[PROBLEM STATEMENT]
In the records below, the line that contains "Output a JSON" marks the start. Copy it and each line after it through the end, exactly, without pictures.

[Data entries]
+++
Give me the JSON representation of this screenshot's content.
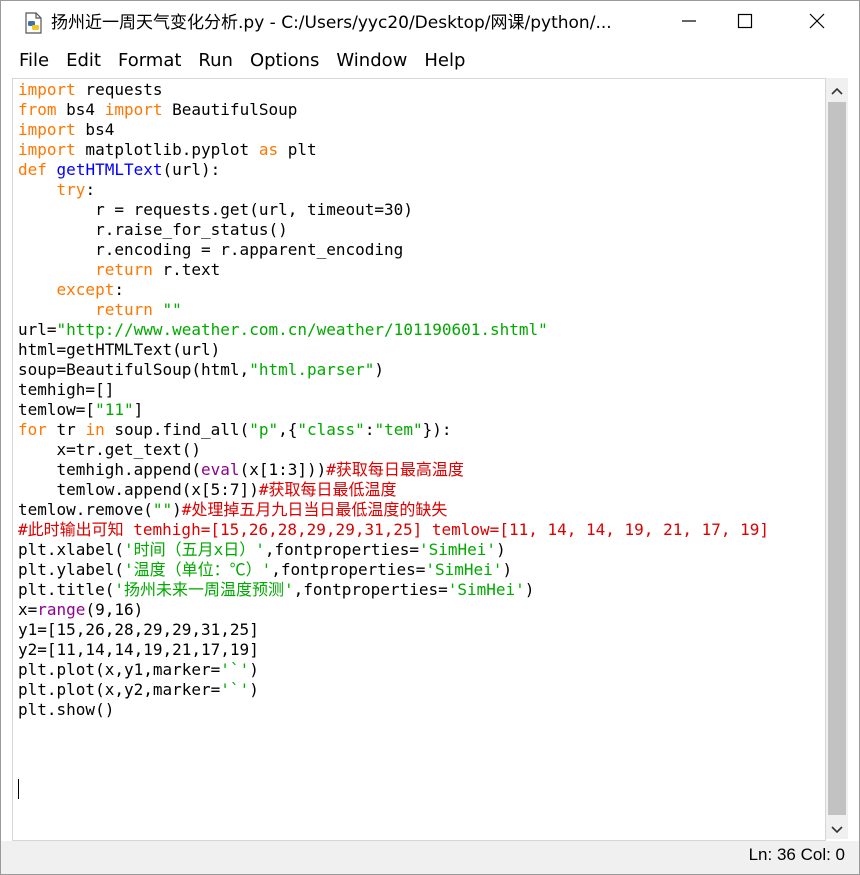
{
  "window": {
    "title": "扬州近一周天气变化分析.py - C:/Users/yyc20/Desktop/网课/python/...",
    "icons": {
      "app": "python-file-icon",
      "minimize": "minimize-icon",
      "maximize": "maximize-icon",
      "close": "close-icon"
    }
  },
  "menubar": {
    "items": [
      "File",
      "Edit",
      "Format",
      "Run",
      "Options",
      "Window",
      "Help"
    ]
  },
  "editor": {
    "lines": [
      [
        [
          "kw",
          "import"
        ],
        [
          "n",
          " requests"
        ]
      ],
      [
        [
          "kw",
          "from"
        ],
        [
          "n",
          " bs4 "
        ],
        [
          "kw",
          "import"
        ],
        [
          "n",
          " BeautifulSoup"
        ]
      ],
      [
        [
          "kw",
          "import"
        ],
        [
          "n",
          " bs4"
        ]
      ],
      [
        [
          "kw",
          "import"
        ],
        [
          "n",
          " matplotlib.pyplot "
        ],
        [
          "kw",
          "as"
        ],
        [
          "n",
          " plt"
        ]
      ],
      [
        [
          "kw",
          "def"
        ],
        [
          "n",
          " "
        ],
        [
          "df",
          "getHTMLText"
        ],
        [
          "n",
          "(url):"
        ]
      ],
      [
        [
          "n",
          "    "
        ],
        [
          "kw",
          "try"
        ],
        [
          "n",
          ":"
        ]
      ],
      [
        [
          "n",
          "        r = requests.get(url, timeout=30)"
        ]
      ],
      [
        [
          "n",
          "        r.raise_for_status()"
        ]
      ],
      [
        [
          "n",
          "        r.encoding = r.apparent_encoding"
        ]
      ],
      [
        [
          "n",
          "        "
        ],
        [
          "kw",
          "return"
        ],
        [
          "n",
          " r.text"
        ]
      ],
      [
        [
          "n",
          "    "
        ],
        [
          "kw",
          "except"
        ],
        [
          "n",
          ":"
        ]
      ],
      [
        [
          "n",
          "        "
        ],
        [
          "kw",
          "return"
        ],
        [
          "st",
          " \"\""
        ]
      ],
      [
        [
          "n",
          "url="
        ],
        [
          "st",
          "\"http://www.weather.com.cn/weather/101190601.shtml\""
        ]
      ],
      [
        [
          "n",
          "html=getHTMLText(url)"
        ]
      ],
      [
        [
          "n",
          "soup=BeautifulSoup(html,"
        ],
        [
          "st",
          "\"html.parser\""
        ],
        [
          "n",
          ")"
        ]
      ],
      [
        [
          "n",
          "temhigh=[]"
        ]
      ],
      [
        [
          "n",
          "temlow=["
        ],
        [
          "st",
          "\"11\""
        ],
        [
          "n",
          "]"
        ]
      ],
      [
        [
          "kw",
          "for"
        ],
        [
          "n",
          " tr "
        ],
        [
          "kw",
          "in"
        ],
        [
          "n",
          " soup.find_all("
        ],
        [
          "st",
          "\"p\""
        ],
        [
          "n",
          ",{"
        ],
        [
          "st",
          "\"class\""
        ],
        [
          "n",
          ":"
        ],
        [
          "st",
          "\"tem\""
        ],
        [
          "n",
          "}):"
        ]
      ],
      [
        [
          "n",
          "    x=tr.get_text()"
        ]
      ],
      [
        [
          "n",
          "    temhigh.append("
        ],
        [
          "bi",
          "eval"
        ],
        [
          "n",
          "(x[1:3]))"
        ],
        [
          "cm",
          "#获取每日最高温度"
        ]
      ],
      [
        [
          "n",
          "    temlow.append(x[5:7])"
        ],
        [
          "cm",
          "#获取每日最低温度"
        ]
      ],
      [
        [
          "n",
          "temlow.remove("
        ],
        [
          "st",
          "\"\""
        ],
        [
          "n",
          ")"
        ],
        [
          "cm",
          "#处理掉五月九日当日最低温度的缺失"
        ]
      ],
      [
        [
          "cm",
          "#此时输出可知 temhigh=[15,26,28,29,29,31,25] temlow=[11, 14, 14, 19, 21, 17, 19]"
        ]
      ],
      [
        [
          "n",
          "plt.xlabel("
        ],
        [
          "st",
          "'时间（五月x日）'"
        ],
        [
          "n",
          ",fontproperties="
        ],
        [
          "st",
          "'SimHei'"
        ],
        [
          "n",
          ")"
        ]
      ],
      [
        [
          "n",
          "plt.ylabel("
        ],
        [
          "st",
          "'温度（单位：℃）'"
        ],
        [
          "n",
          ",fontproperties="
        ],
        [
          "st",
          "'SimHei'"
        ],
        [
          "n",
          ")"
        ]
      ],
      [
        [
          "n",
          "plt.title("
        ],
        [
          "st",
          "'扬州未来一周温度预测'"
        ],
        [
          "n",
          ",fontproperties="
        ],
        [
          "st",
          "'SimHei'"
        ],
        [
          "n",
          ")"
        ]
      ],
      [
        [
          "n",
          "x="
        ],
        [
          "bi",
          "range"
        ],
        [
          "n",
          "(9,16)"
        ]
      ],
      [
        [
          "n",
          "y1=[15,26,28,29,29,31,25]"
        ]
      ],
      [
        [
          "n",
          "y2=[11,14,14,19,21,17,19]"
        ]
      ],
      [
        [
          "n",
          "plt.plot(x,y1,marker="
        ],
        [
          "st",
          "'`'"
        ],
        [
          "n",
          ")"
        ]
      ],
      [
        [
          "n",
          "plt.plot(x,y2,marker="
        ],
        [
          "st",
          "'`'"
        ],
        [
          "n",
          ")"
        ]
      ],
      [
        [
          "n",
          "plt.show()"
        ]
      ]
    ],
    "colors": {
      "keyword": "#ff7700",
      "builtin": "#900090",
      "string": "#00aa00",
      "comment": "#dd0000",
      "definition": "#0000ff"
    }
  },
  "scrollbar": {
    "up_icon": "triangle-up-icon",
    "down_icon": "triangle-down-icon"
  },
  "statusbar": {
    "position": "Ln: 36  Col: 0"
  }
}
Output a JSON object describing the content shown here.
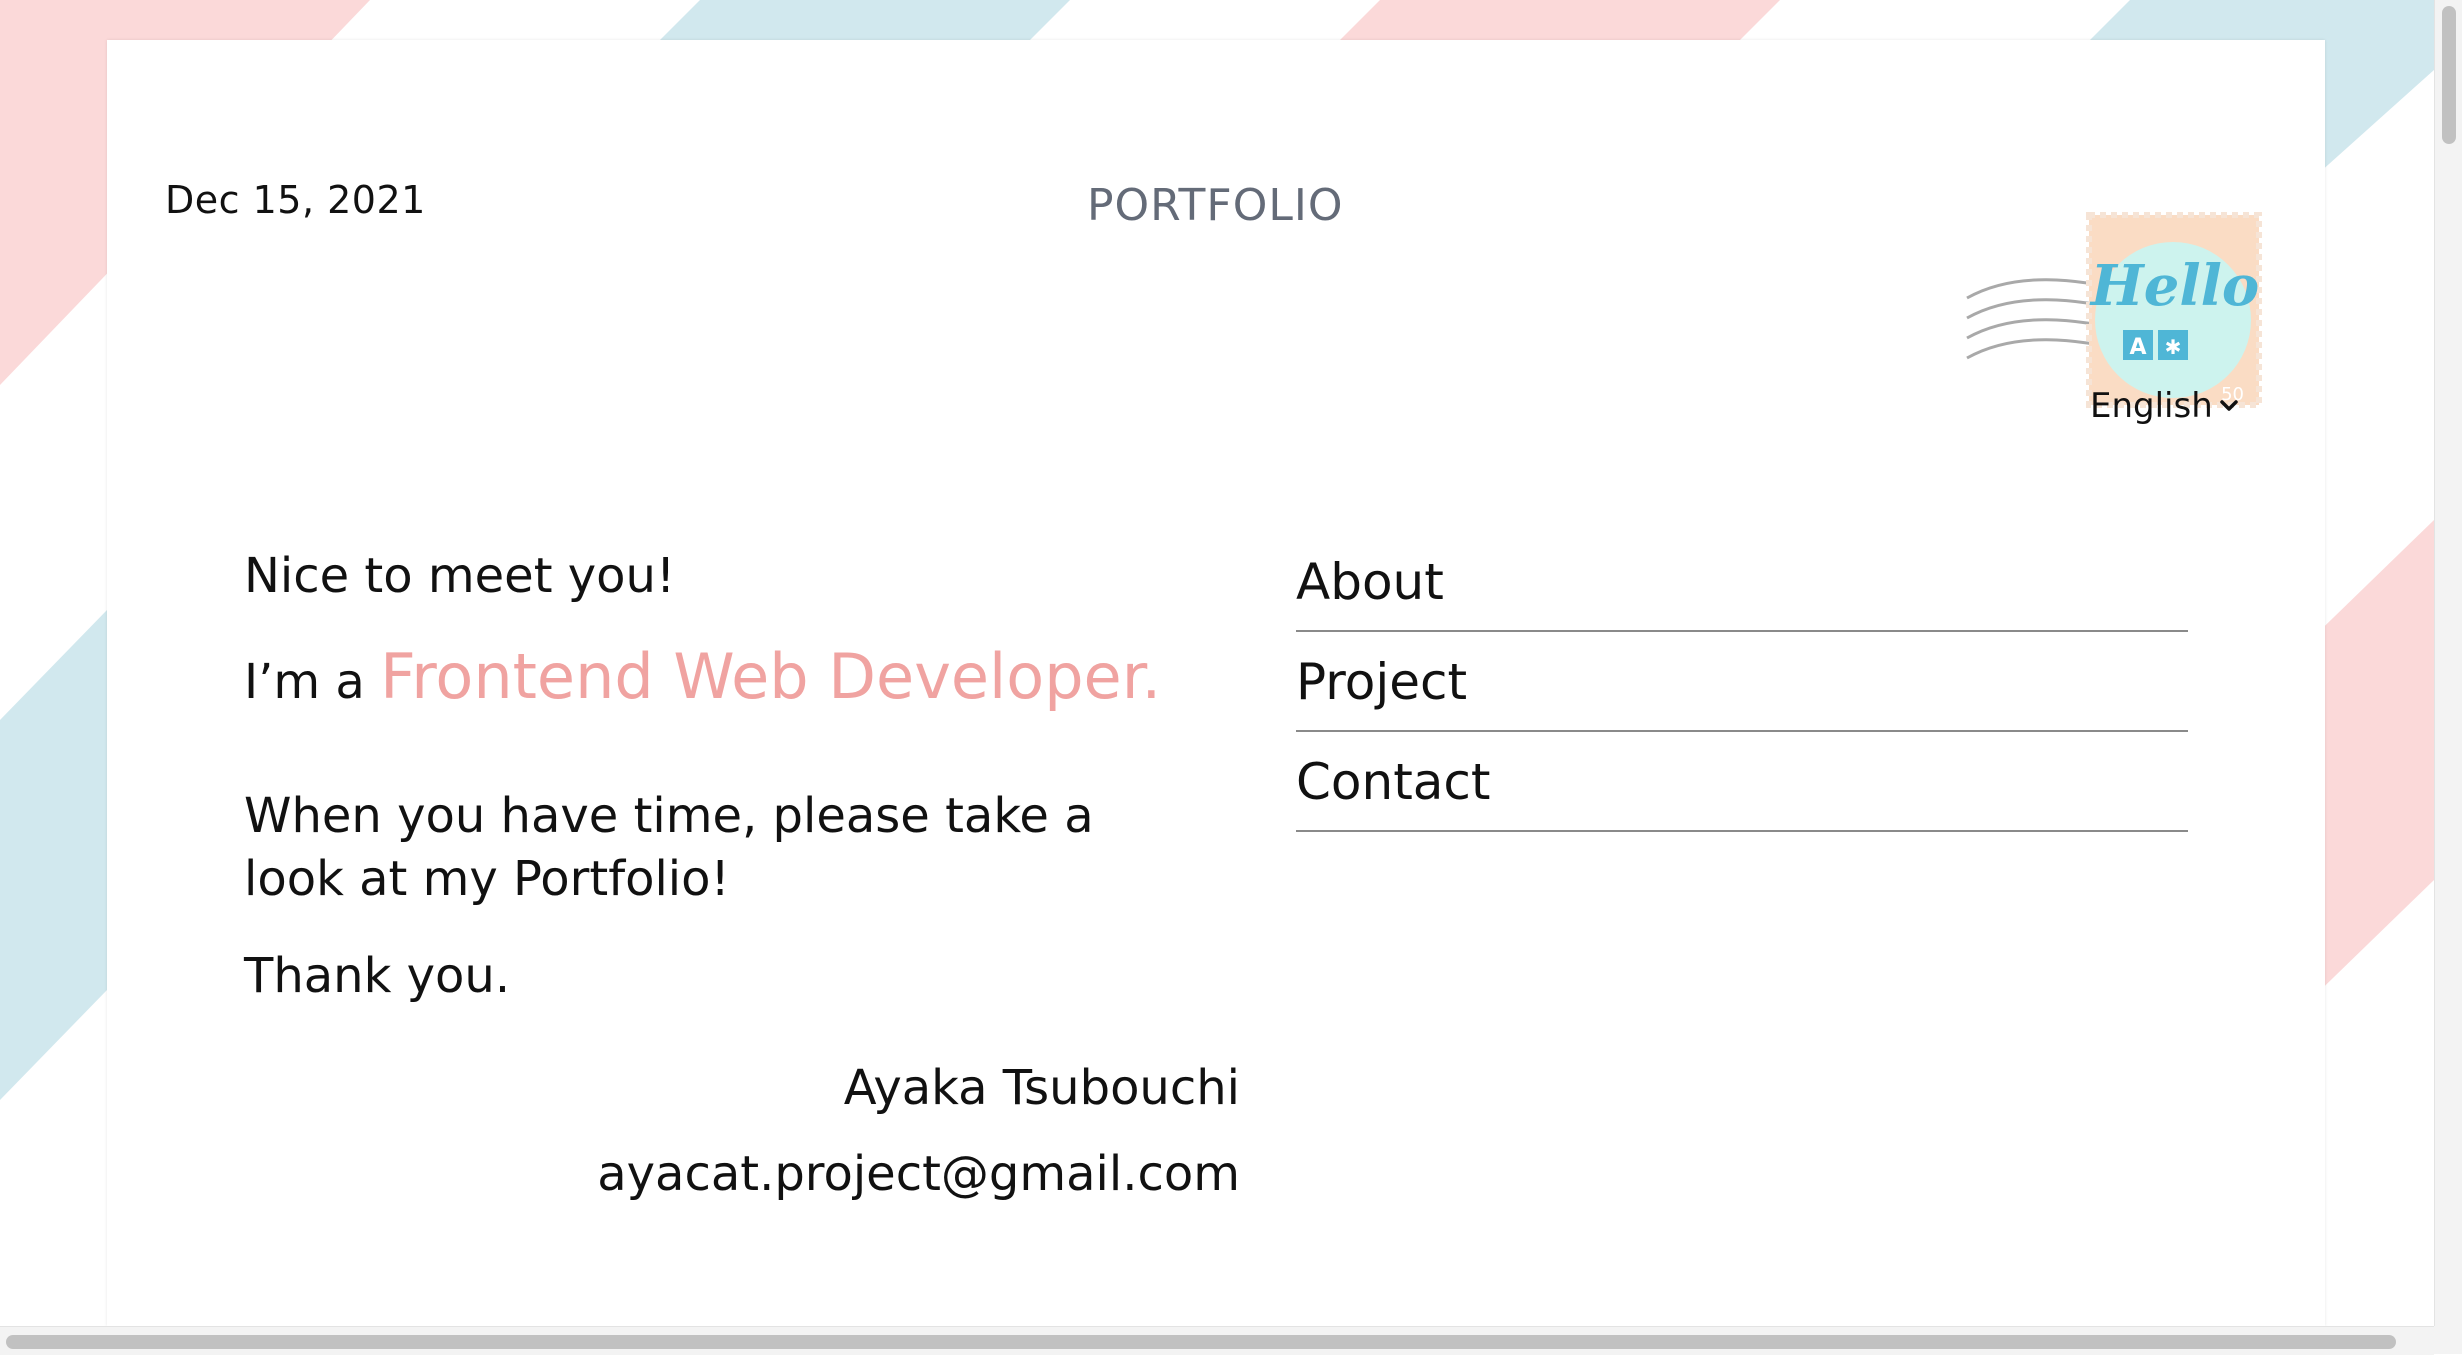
{
  "header": {
    "date": "Dec 15, 2021",
    "title": "PORTFOLIO"
  },
  "stamp": {
    "word": "Hello",
    "value": "50",
    "glyph_left": "A",
    "glyph_right": "文"
  },
  "language": {
    "selected": "English",
    "icon": "chevron-down-icon"
  },
  "message": {
    "greeting": "Nice to meet you!",
    "role_prefix": "I’m a",
    "role": "Frontend Web Developer.",
    "body": "When you have time, please take a look at my Portfolio!",
    "thanks": "Thank you."
  },
  "signature": {
    "name": "Ayaka Tsubouchi",
    "email": "ayacat.project@gmail.com"
  },
  "nav": {
    "items": [
      {
        "label": "About"
      },
      {
        "label": "Project"
      },
      {
        "label": "Contact"
      }
    ]
  },
  "colors": {
    "accent_pink": "#f0a3a1",
    "stripe_pink": "#fbd9d9",
    "stripe_blue": "#d1e8ee",
    "title_gray": "#646b78",
    "stamp_bg": "#fadcc4",
    "stamp_circle": "#cdf3ee",
    "stamp_ink": "#4fb6d6"
  }
}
+++
[EXERCISE ANSWER]
Output a JSON object describing the content shown here.
{
  "header": {
    "date": "Dec 15, 2021",
    "title": "PORTFOLIO"
  },
  "stamp": {
    "word": "Hello",
    "value": "50",
    "glyph_left": "A",
    "glyph_right": "文"
  },
  "language": {
    "selected": "English",
    "icon": "chevron-down-icon"
  },
  "message": {
    "greeting": "Nice to meet you!",
    "role_prefix": "I’m a",
    "role": "Frontend Web Developer.",
    "body": "When you have time, please take a look at my Portfolio!",
    "thanks": "Thank you."
  },
  "signature": {
    "name": "Ayaka Tsubouchi",
    "email": "ayacat.project@gmail.com"
  },
  "nav": {
    "items": [
      {
        "label": "About"
      },
      {
        "label": "Project"
      },
      {
        "label": "Contact"
      }
    ]
  },
  "colors": {
    "accent_pink": "#f0a3a1",
    "stripe_pink": "#fbd9d9",
    "stripe_blue": "#d1e8ee",
    "title_gray": "#646b78",
    "stamp_bg": "#fadcc4",
    "stamp_circle": "#cdf3ee",
    "stamp_ink": "#4fb6d6"
  }
}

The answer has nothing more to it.